# Objective:
Gather each line containing the string "United" from these entries.

━━━━━━━━━━━━━━━━

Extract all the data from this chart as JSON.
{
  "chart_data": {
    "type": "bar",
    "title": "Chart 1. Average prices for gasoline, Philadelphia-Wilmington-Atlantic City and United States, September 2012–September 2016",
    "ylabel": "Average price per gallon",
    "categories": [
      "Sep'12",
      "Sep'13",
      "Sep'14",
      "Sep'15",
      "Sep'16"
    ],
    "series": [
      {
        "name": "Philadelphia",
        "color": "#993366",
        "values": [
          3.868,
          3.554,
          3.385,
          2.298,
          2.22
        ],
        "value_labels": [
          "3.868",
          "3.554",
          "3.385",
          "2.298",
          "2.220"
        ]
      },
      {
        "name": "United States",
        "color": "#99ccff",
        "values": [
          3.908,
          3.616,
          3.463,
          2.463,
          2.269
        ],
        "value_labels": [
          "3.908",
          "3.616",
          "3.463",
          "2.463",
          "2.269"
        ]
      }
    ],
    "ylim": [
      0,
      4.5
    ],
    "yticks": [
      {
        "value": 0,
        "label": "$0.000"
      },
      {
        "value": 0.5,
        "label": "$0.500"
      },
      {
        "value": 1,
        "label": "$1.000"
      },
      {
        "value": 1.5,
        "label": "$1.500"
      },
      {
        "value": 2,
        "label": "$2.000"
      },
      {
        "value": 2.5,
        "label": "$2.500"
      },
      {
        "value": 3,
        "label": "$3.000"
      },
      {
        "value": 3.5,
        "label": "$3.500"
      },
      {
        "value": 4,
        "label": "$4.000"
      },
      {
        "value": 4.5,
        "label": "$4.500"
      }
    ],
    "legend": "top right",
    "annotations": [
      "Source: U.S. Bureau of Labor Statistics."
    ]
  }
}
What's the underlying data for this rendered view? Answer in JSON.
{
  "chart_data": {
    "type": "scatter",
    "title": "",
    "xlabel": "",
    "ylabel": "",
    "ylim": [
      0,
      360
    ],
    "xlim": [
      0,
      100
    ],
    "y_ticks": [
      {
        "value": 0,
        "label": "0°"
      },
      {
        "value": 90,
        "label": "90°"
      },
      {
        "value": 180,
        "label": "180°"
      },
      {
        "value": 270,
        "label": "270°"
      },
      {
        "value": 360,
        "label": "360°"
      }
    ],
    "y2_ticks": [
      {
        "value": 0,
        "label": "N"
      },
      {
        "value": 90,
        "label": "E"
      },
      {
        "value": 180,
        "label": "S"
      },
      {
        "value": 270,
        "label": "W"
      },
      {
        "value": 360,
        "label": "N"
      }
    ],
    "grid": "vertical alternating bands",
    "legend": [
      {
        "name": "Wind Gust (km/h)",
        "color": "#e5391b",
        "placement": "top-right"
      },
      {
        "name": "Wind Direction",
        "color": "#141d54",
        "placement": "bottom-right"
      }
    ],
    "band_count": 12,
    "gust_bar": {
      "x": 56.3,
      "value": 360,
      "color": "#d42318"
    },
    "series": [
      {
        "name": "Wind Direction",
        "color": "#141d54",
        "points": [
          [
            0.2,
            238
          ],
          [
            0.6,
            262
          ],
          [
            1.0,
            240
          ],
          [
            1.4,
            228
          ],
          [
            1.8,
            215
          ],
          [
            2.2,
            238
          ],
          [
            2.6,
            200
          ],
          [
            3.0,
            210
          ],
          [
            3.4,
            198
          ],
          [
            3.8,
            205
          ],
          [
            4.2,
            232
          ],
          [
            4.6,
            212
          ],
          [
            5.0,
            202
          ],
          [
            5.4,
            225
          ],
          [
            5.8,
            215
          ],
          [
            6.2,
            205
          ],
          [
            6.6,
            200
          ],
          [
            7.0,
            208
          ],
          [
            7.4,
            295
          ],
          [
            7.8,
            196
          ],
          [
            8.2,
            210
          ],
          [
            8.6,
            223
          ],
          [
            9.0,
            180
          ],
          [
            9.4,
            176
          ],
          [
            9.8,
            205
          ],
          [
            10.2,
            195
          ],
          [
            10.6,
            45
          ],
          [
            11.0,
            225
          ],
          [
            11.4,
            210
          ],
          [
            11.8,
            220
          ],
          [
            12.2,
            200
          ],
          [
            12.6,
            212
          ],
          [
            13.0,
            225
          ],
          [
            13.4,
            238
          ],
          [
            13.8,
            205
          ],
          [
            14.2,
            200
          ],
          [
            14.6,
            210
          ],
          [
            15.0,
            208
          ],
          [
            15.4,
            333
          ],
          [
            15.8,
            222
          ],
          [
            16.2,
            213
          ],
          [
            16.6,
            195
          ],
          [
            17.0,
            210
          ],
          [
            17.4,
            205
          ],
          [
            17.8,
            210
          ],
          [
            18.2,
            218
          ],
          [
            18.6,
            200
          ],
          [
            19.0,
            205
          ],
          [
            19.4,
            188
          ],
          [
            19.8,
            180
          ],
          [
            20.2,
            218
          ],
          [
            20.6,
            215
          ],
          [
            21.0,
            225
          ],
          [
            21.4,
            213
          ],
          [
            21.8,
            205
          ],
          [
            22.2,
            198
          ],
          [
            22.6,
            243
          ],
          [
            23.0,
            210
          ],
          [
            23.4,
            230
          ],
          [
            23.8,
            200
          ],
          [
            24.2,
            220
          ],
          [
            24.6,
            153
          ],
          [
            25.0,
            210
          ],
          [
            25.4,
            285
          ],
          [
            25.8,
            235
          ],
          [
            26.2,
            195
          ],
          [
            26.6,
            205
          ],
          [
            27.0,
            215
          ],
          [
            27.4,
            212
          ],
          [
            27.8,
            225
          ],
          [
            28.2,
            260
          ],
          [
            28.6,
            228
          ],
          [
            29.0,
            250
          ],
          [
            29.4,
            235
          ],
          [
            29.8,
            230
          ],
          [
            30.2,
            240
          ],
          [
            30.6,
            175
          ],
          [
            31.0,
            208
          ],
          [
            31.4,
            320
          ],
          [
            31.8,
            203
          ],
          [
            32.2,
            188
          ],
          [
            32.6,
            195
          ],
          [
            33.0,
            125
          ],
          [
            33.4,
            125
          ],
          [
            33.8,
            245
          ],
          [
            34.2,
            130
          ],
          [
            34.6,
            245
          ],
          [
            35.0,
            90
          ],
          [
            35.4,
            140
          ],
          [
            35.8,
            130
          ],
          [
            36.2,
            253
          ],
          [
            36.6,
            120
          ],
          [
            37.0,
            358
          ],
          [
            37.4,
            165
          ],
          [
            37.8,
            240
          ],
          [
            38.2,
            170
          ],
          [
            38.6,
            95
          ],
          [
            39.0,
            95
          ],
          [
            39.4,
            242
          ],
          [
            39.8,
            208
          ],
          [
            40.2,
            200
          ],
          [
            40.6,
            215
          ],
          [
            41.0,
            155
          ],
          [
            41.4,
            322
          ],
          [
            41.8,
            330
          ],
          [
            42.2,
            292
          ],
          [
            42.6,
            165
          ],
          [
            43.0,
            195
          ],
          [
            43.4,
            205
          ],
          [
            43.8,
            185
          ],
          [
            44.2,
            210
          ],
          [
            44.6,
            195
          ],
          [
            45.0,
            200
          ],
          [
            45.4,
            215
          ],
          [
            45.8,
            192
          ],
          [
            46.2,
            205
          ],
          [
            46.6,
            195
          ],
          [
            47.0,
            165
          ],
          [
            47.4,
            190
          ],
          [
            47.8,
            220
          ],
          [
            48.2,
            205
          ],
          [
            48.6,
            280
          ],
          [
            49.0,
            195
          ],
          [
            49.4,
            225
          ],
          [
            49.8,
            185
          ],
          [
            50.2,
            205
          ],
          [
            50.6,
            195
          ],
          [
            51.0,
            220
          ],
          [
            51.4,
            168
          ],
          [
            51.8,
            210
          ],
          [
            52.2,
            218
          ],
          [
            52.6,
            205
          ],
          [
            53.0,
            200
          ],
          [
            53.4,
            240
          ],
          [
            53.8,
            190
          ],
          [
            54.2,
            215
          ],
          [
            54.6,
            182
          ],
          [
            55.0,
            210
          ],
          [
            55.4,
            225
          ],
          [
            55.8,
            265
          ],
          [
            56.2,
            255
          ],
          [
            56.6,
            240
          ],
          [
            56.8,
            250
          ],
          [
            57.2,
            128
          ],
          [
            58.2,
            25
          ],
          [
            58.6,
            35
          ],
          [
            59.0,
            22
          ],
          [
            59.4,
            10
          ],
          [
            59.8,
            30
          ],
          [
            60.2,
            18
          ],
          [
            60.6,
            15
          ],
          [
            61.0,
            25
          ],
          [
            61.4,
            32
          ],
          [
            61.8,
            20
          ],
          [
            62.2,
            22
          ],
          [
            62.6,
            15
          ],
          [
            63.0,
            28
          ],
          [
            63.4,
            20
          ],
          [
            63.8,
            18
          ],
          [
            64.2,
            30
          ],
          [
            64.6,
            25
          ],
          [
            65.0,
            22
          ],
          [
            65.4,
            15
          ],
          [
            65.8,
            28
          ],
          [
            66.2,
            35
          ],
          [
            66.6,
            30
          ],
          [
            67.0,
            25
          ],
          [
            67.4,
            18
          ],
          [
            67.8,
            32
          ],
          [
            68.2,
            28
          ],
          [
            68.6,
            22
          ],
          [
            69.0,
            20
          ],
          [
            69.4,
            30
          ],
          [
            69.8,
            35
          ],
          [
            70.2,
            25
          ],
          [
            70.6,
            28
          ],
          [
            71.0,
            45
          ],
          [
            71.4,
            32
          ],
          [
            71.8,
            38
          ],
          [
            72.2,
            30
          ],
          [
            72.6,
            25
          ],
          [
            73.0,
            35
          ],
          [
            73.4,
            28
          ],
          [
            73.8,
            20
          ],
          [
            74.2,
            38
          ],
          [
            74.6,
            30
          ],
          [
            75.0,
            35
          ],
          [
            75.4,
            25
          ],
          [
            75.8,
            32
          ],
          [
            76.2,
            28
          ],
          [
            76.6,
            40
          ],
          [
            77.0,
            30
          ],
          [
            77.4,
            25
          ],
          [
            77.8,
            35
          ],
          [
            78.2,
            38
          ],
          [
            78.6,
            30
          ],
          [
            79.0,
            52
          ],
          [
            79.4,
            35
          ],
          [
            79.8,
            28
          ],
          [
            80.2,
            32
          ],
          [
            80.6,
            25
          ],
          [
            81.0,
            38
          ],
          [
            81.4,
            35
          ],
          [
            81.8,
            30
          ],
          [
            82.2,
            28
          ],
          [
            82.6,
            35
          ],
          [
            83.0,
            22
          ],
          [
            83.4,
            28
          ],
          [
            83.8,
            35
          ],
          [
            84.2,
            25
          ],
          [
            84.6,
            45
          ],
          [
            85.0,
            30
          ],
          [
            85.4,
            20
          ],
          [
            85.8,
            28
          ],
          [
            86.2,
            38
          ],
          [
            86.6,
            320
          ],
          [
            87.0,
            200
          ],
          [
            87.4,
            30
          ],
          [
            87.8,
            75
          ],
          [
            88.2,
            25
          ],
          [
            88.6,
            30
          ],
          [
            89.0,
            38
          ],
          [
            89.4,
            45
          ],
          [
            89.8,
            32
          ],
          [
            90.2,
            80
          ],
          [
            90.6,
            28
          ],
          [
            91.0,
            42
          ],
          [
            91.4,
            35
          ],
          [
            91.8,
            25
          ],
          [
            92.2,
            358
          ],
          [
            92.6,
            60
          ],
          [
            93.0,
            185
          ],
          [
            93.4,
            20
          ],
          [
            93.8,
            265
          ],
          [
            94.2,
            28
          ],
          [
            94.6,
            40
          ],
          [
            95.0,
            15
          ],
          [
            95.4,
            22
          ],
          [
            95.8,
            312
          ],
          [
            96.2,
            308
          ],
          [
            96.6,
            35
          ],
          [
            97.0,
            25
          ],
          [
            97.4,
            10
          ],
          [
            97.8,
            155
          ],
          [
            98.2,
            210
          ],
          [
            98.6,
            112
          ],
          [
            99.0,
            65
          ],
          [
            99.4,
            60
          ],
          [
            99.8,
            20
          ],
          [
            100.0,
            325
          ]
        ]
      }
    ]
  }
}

━━━━━━━━━━━━━━━━

# Exercise response:
    "title": "Chart 1. Average prices for gasoline, Philadelphia-Wilmington-Atlantic City and United States, September 2012–September 2016",
        "name": "United States",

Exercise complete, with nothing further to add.